* **WRITTEN REQUEST**: All entries below are to be set down again, identical to the source.

▬▬▬▬▬▬▬▬▬▬

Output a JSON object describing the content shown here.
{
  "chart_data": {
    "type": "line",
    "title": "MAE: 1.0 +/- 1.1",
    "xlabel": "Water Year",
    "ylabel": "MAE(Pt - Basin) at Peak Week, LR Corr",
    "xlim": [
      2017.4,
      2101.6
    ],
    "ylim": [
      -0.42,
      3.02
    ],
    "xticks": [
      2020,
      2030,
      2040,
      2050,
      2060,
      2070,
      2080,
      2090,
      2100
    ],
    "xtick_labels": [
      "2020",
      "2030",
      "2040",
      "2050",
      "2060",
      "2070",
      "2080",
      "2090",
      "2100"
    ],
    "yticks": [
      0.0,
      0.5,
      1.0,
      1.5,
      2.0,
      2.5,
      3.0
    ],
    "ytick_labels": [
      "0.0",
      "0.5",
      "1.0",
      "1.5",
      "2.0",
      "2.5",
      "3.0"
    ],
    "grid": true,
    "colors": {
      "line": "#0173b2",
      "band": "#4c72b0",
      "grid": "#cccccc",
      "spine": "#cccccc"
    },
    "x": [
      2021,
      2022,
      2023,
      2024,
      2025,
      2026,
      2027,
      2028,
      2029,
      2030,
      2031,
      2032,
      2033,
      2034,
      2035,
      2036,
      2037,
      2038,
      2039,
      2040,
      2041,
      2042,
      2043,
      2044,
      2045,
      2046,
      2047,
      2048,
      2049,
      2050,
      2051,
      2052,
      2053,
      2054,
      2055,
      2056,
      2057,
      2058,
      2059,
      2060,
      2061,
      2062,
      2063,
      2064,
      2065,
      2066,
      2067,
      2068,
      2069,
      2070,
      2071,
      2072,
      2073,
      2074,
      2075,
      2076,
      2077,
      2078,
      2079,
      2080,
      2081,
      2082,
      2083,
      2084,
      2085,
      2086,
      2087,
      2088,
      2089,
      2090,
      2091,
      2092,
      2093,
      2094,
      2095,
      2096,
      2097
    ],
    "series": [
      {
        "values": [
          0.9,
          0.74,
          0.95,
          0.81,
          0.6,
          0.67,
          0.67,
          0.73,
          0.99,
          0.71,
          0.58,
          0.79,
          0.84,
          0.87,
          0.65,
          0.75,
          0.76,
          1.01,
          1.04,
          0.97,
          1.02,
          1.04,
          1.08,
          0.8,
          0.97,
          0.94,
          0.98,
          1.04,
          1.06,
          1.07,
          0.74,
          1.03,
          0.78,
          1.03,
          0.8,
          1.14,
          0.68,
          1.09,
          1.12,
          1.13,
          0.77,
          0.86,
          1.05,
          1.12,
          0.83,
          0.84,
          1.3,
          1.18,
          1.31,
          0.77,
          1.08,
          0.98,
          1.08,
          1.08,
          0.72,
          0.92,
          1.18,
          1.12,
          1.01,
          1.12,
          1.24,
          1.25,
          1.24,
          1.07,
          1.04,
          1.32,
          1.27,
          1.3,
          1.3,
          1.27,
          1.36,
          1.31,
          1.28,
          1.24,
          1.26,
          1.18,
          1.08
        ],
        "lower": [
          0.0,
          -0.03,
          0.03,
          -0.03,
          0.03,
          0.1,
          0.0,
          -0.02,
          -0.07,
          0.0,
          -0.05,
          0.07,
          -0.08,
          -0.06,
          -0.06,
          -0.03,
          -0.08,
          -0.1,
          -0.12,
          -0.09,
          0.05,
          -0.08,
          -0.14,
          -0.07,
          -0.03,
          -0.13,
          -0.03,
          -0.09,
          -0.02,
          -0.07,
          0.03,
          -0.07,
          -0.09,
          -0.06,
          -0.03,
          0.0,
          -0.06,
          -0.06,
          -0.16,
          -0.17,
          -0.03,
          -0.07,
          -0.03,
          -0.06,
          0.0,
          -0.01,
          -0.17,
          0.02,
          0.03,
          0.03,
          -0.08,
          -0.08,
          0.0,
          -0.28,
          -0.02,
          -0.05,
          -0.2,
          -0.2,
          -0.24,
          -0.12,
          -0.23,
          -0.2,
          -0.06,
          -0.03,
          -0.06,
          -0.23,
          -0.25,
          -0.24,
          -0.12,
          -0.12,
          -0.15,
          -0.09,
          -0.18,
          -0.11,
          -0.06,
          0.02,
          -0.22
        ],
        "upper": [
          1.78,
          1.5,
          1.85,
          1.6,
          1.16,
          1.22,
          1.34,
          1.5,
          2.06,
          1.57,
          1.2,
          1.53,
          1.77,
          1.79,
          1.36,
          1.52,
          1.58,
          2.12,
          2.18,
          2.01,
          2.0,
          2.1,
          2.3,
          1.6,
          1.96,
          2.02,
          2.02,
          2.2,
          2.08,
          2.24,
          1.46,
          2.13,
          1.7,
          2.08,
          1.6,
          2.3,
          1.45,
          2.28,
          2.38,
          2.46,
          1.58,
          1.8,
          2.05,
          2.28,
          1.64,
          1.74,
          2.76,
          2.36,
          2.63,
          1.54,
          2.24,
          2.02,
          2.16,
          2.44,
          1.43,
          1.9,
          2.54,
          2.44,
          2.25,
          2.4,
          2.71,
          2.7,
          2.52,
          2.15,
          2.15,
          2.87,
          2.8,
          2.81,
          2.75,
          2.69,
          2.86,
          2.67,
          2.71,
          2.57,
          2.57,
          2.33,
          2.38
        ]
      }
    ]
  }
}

▬▬▬▬▬▬▬▬▬▬

* **FINAL RESULT**:
Output a JSON object describing the content shown here.
{
  "chart_data": {
    "type": "line",
    "title": "MAE: 1.0 +/- 1.1",
    "xlabel": "Water Year",
    "ylabel": "MAE(Pt - Basin) at Peak Week, LR Corr",
    "xlim": [
      2017.4,
      2101.6
    ],
    "ylim": [
      -0.42,
      3.02
    ],
    "xticks": [
      2020,
      2030,
      2040,
      2050,
      2060,
      2070,
      2080,
      2090,
      2100
    ],
    "xtick_labels": [
      "2020",
      "2030",
      "2040",
      "2050",
      "2060",
      "2070",
      "2080",
      "2090",
      "2100"
    ],
    "yticks": [
      0.0,
      0.5,
      1.0,
      1.5,
      2.0,
      2.5,
      3.0
    ],
    "ytick_labels": [
      "0.0",
      "0.5",
      "1.0",
      "1.5",
      "2.0",
      "2.5",
      "3.0"
    ],
    "grid": true,
    "colors": {
      "line": "#0173b2",
      "band": "#4c72b0",
      "grid": "#cccccc",
      "spine": "#cccccc"
    },
    "x": [
      2021,
      2022,
      2023,
      2024,
      2025,
      2026,
      2027,
      2028,
      2029,
      2030,
      2031,
      2032,
      2033,
      2034,
      2035,
      2036,
      2037,
      2038,
      2039,
      2040,
      2041,
      2042,
      2043,
      2044,
      2045,
      2046,
      2047,
      2048,
      2049,
      2050,
      2051,
      2052,
      2053,
      2054,
      2055,
      2056,
      2057,
      2058,
      2059,
      2060,
      2061,
      2062,
      2063,
      2064,
      2065,
      2066,
      2067,
      2068,
      2069,
      2070,
      2071,
      2072,
      2073,
      2074,
      2075,
      2076,
      2077,
      2078,
      2079,
      2080,
      2081,
      2082,
      2083,
      2084,
      2085,
      2086,
      2087,
      2088,
      2089,
      2090,
      2091,
      2092,
      2093,
      2094,
      2095,
      2096,
      2097
    ],
    "series": [
      {
        "values": [
          0.9,
          0.74,
          0.95,
          0.81,
          0.6,
          0.67,
          0.67,
          0.73,
          0.99,
          0.71,
          0.58,
          0.79,
          0.84,
          0.87,
          0.65,
          0.75,
          0.76,
          1.01,
          1.04,
          0.97,
          1.02,
          1.04,
          1.08,
          0.8,
          0.97,
          0.94,
          0.98,
          1.04,
          1.06,
          1.07,
          0.74,
          1.03,
          0.78,
          1.03,
          0.8,
          1.14,
          0.68,
          1.09,
          1.12,
          1.13,
          0.77,
          0.86,
          1.05,
          1.12,
          0.83,
          0.84,
          1.3,
          1.18,
          1.31,
          0.77,
          1.08,
          0.98,
          1.08,
          1.08,
          0.72,
          0.92,
          1.18,
          1.12,
          1.01,
          1.12,
          1.24,
          1.25,
          1.24,
          1.07,
          1.04,
          1.32,
          1.27,
          1.3,
          1.3,
          1.27,
          1.36,
          1.31,
          1.28,
          1.24,
          1.26,
          1.18,
          1.08
        ],
        "lower": [
          0.0,
          -0.03,
          0.03,
          -0.03,
          0.03,
          0.1,
          0.0,
          -0.02,
          -0.07,
          0.0,
          -0.05,
          0.07,
          -0.08,
          -0.06,
          -0.06,
          -0.03,
          -0.08,
          -0.1,
          -0.12,
          -0.09,
          0.05,
          -0.08,
          -0.14,
          -0.07,
          -0.03,
          -0.13,
          -0.03,
          -0.09,
          -0.02,
          -0.07,
          0.03,
          -0.07,
          -0.09,
          -0.06,
          -0.03,
          0.0,
          -0.06,
          -0.06,
          -0.16,
          -0.17,
          -0.03,
          -0.07,
          -0.03,
          -0.06,
          0.0,
          -0.01,
          -0.17,
          0.02,
          0.03,
          0.03,
          -0.08,
          -0.08,
          0.0,
          -0.28,
          -0.02,
          -0.05,
          -0.2,
          -0.2,
          -0.24,
          -0.12,
          -0.23,
          -0.2,
          -0.06,
          -0.03,
          -0.06,
          -0.23,
          -0.25,
          -0.24,
          -0.12,
          -0.12,
          -0.15,
          -0.09,
          -0.18,
          -0.11,
          -0.06,
          0.02,
          -0.22
        ],
        "upper": [
          1.78,
          1.5,
          1.85,
          1.6,
          1.16,
          1.22,
          1.34,
          1.5,
          2.06,
          1.57,
          1.2,
          1.53,
          1.77,
          1.79,
          1.36,
          1.52,
          1.58,
          2.12,
          2.18,
          2.01,
          2.0,
          2.1,
          2.3,
          1.6,
          1.96,
          2.02,
          2.02,
          2.2,
          2.08,
          2.24,
          1.46,
          2.13,
          1.7,
          2.08,
          1.6,
          2.3,
          1.45,
          2.28,
          2.38,
          2.46,
          1.58,
          1.8,
          2.05,
          2.28,
          1.64,
          1.74,
          2.76,
          2.36,
          2.63,
          1.54,
          2.24,
          2.02,
          2.16,
          2.44,
          1.43,
          1.9,
          2.54,
          2.44,
          2.25,
          2.4,
          2.71,
          2.7,
          2.52,
          2.15,
          2.15,
          2.87,
          2.8,
          2.81,
          2.75,
          2.69,
          2.86,
          2.67,
          2.71,
          2.57,
          2.57,
          2.33,
          2.38
        ]
      }
    ]
  }
}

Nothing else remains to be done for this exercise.